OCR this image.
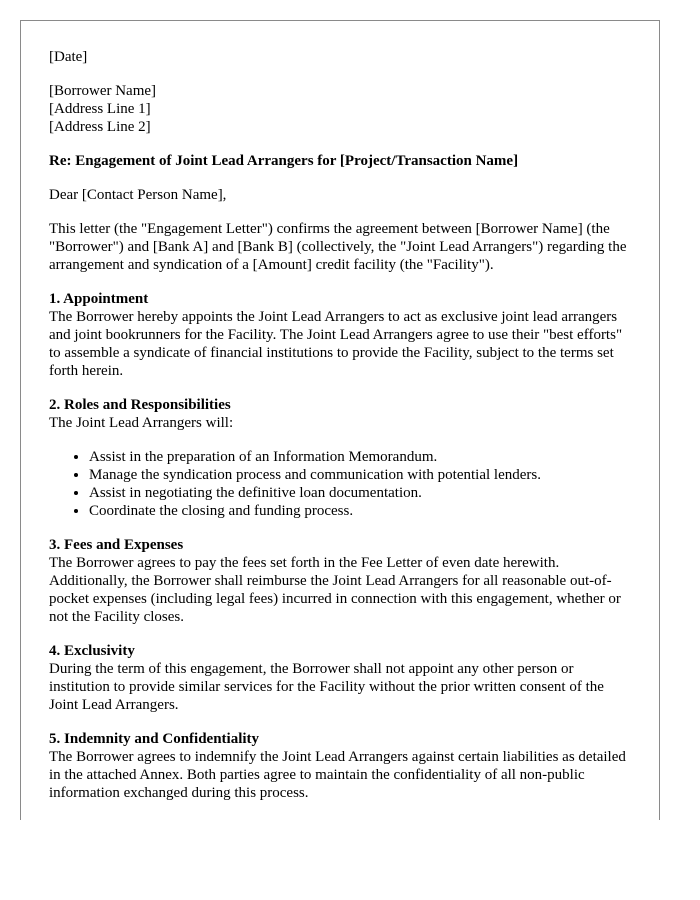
[Date]

[Borrower Name]
[Address Line 1]
[Address Line 2]

Re: Engagement of Joint Lead Arrangers for [Project/Transaction Name]

Dear [Contact Person Name],

This letter (the "Engagement Letter") confirms the agreement between [Borrower Name] (the "Borrower") and [Bank A] and [Bank B] (collectively, the "Joint Lead Arrangers") regarding the arrangement and syndication of a [Amount] credit facility (the "Facility").

1. Appointment
The Borrower hereby appoints the Joint Lead Arrangers to act as exclusive joint lead arrangers and joint bookrunners for the Facility. The Joint Lead Arrangers agree to use their "best efforts" to assemble a syndicate of financial institutions to provide the Facility, subject to the terms set forth herein.
2. Roles and Responsibilities
The Joint Lead Arrangers will:
• Assist in the preparation of an Information Memorandum.
• Manage the syndication process and communication with potential lenders.
• Assist in negotiating the definitive loan documentation.
• Coordinate the closing and funding process.
3. Fees and Expenses
The Borrower agrees to pay the fees set forth in the Fee Letter of even date herewith. Additionally, the Borrower shall reimburse the Joint Lead Arrangers for all reasonable out-of-pocket expenses (including legal fees) incurred in connection with this engagement, whether or not the Facility closes.
4. Exclusivity
During the term of this engagement, the Borrower shall not appoint any other person or institution to provide similar services for the Facility without the prior written consent of the Joint Lead Arrangers.
5. Indemnity and Confidentiality
The Borrower agrees to indemnify the Joint Lead Arrangers against certain liabilities as detailed in the attached Annex. Both parties agree to maintain the confidentiality of all non-public information exchanged during this process.
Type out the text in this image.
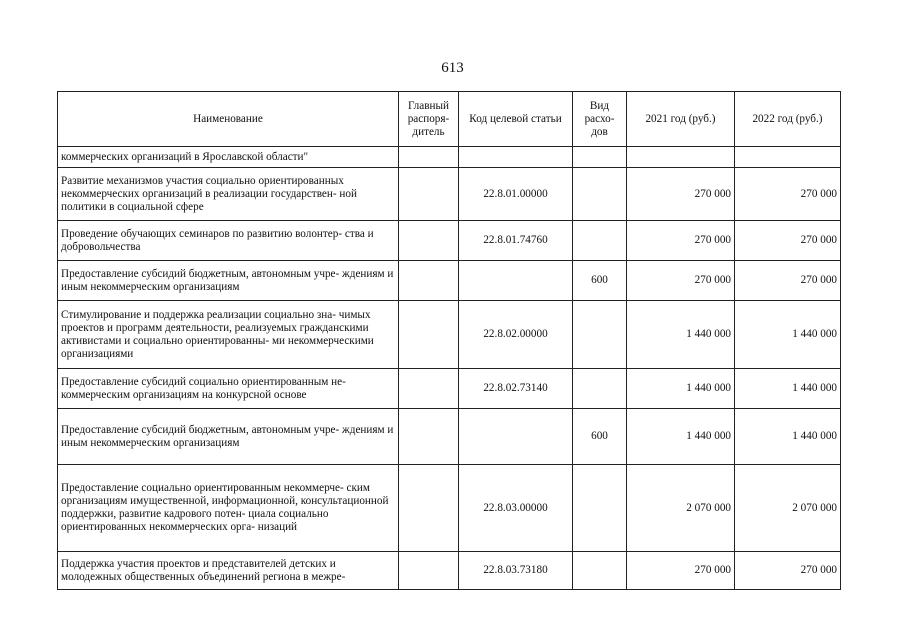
613
Наименование	Главный распоря- дитель	Код целевой статьи	Вид расхо- дов	2021 год (руб.)	2022 год (руб.)
коммерческих организаций в Ярославской области"					
Развитие механизмов участия социально ориентированных некоммерческих организаций в реализации государствен- ной политики в социальной сфере		22.8.01.00000		270 000	270 000
Проведение обучающих семинаров по развитию волонтер- ства и добровольчества		22.8.01.74760		270 000	270 000
Предоставление субсидий бюджетным, автономным учре- ждениям и иным некоммерческим организациям			600	270 000	270 000
Стимулирование и поддержка реализации социально зна- чимых проектов и программ деятельности, реализуемых гражданскими активистами и социально ориентированны- ми некоммерческими организациями		22.8.02.00000		1 440 000	1 440 000
Предоставление субсидий социально ориентированным не- коммерческим организациям на конкурсной основе		22.8.02.73140		1 440 000	1 440 000
Предоставление субсидий бюджетным, автономным учре- ждениям и иным некоммерческим организациям			600	1 440 000	1 440 000
Предоставление социально ориентированным некоммерче- ским организациям имущественной, информационной, консультационной поддержки, развитие кадрового потен- циала социально ориентированных некоммерческих орга- низаций		22.8.03.00000		2 070 000	2 070 000
Поддержка участия проектов и представителей детских и молодежных общественных объединений региона в межре-		22.8.03.73180		270 000	270 000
========================
Pick out every line with the string "бюджетным" and copy it.

**TASK OUTPUT**
Предоставление субсидий бюджетным, автономным учре- ждениям и иным некоммерческим организациям			600	270 000	270 000
Предоставление субсидий бюджетным, автономным учре- ждениям и иным некоммерческим организациям			600	1 440 000	1 440 000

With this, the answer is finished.